> [Short problem]
Give back every one of the records below word for word, changing nothing.

> [Stored entries]
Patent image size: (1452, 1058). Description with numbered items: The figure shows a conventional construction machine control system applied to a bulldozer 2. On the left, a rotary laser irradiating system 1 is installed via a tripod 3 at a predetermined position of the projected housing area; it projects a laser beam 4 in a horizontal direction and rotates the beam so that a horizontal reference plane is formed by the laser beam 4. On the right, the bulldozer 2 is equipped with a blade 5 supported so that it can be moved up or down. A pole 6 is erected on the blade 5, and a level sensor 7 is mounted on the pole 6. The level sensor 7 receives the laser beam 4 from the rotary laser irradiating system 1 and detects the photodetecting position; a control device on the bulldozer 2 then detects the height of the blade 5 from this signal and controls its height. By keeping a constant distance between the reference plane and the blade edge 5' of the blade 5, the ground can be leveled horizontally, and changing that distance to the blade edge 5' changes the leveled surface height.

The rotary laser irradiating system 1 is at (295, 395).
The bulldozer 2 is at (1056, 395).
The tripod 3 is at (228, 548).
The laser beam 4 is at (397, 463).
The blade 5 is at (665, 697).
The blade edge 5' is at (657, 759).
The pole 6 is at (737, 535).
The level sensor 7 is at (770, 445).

> [Answer to this exercise]
Patent image size: (1452, 1058). Description with numbered items: The figure shows a conventional construction machine control system applied to a bulldozer 2. On the left, a rotary laser irradiating system 1 is installed via a tripod 3 at a predetermined position of the projected housing area; it projects a laser beam 4 in a horizontal direction and rotates the beam so that a horizontal reference plane is formed by the laser beam 4. On the right, the bulldozer 2 is equipped with a blade 5 supported so that it can be moved up or down. A pole 6 is erected on the blade 5, and a level sensor 7 is mounted on the pole 6. The level sensor 7 receives the laser beam 4 from the rotary laser irradiating system 1 and detects the photodetecting position; a control device on the bulldozer 2 then detects the height of the blade 5 from this signal and controls its height. By keeping a constant distance between the reference plane and the blade edge 5' of the blade 5, the ground can be leveled horizontally, and changing that distance to the blade edge 5' changes the leveled surface height.

The rotary laser irradiating system 1 is at (295, 395).
The bulldozer 2 is at (1056, 395).
The tripod 3 is at (228, 548).
The laser beam 4 is at (397, 463).
The blade 5 is at (665, 697).
The blade edge 5' is at (657, 759).
The pole 6 is at (737, 535).
The level sensor 7 is at (770, 445).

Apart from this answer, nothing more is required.